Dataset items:
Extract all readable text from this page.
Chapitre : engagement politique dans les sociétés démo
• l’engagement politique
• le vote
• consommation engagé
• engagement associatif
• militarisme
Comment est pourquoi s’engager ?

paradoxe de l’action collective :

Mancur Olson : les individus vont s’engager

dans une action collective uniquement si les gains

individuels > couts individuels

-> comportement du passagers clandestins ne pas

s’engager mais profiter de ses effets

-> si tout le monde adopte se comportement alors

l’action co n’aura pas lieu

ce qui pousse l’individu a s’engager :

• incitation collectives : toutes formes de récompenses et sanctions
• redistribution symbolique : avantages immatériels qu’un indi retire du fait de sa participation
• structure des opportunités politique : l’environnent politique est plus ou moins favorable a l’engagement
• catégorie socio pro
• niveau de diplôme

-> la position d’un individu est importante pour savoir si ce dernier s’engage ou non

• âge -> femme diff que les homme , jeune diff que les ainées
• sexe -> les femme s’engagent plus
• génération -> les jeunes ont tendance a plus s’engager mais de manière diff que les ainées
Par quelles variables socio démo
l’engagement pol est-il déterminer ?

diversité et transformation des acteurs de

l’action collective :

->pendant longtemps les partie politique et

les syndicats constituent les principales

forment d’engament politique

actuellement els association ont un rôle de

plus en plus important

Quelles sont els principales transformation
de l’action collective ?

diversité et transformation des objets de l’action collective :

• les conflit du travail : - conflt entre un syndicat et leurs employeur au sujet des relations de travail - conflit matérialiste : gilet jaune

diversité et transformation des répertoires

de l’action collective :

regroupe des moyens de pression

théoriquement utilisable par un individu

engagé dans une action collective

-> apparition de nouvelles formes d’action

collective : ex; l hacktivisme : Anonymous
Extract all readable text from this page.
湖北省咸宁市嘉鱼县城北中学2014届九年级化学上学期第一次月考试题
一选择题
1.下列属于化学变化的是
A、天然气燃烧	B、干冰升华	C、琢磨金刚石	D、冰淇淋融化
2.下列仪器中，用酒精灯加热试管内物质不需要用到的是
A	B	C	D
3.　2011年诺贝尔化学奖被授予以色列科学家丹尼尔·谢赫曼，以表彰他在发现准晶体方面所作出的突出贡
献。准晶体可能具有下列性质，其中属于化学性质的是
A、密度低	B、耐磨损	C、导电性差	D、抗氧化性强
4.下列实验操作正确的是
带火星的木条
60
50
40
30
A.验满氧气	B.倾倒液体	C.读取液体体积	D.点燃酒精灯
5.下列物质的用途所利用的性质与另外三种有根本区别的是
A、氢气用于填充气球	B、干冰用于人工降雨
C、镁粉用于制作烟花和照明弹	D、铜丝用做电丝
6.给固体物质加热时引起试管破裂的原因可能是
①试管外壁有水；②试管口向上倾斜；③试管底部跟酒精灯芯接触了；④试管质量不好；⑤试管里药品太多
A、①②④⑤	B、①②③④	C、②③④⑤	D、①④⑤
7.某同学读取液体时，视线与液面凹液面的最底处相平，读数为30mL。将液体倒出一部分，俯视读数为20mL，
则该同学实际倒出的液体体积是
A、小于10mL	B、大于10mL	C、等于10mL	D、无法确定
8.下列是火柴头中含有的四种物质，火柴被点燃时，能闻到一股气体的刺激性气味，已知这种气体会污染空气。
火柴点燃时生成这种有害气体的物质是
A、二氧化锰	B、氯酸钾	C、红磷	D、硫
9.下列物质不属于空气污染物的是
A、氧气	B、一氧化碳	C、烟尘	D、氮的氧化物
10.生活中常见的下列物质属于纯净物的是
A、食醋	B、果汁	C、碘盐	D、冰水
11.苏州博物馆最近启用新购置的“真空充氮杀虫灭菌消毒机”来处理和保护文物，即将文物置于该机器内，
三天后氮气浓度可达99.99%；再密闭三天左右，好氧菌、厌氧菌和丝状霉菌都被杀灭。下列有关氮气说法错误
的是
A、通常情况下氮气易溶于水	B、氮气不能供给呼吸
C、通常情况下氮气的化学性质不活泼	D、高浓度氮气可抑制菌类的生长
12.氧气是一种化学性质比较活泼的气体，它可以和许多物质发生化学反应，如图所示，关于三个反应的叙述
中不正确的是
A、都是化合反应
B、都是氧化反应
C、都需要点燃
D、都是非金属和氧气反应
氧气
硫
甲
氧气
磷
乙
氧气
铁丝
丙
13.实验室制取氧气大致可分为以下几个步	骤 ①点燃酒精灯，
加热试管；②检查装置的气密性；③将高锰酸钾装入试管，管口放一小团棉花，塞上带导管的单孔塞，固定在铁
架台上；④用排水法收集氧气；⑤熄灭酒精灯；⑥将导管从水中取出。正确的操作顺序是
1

Your task: Your task is to pick out every line with the string "politique" and copy it.

Task solution:
Chapitre : engagement politique dans les sociétés démo
• l’engagement politique
• structure des opportunités politique : l’environnent politique est plus ou moins favorable a l’engagement
->pendant longtemps les partie politique et
forment d’engament politique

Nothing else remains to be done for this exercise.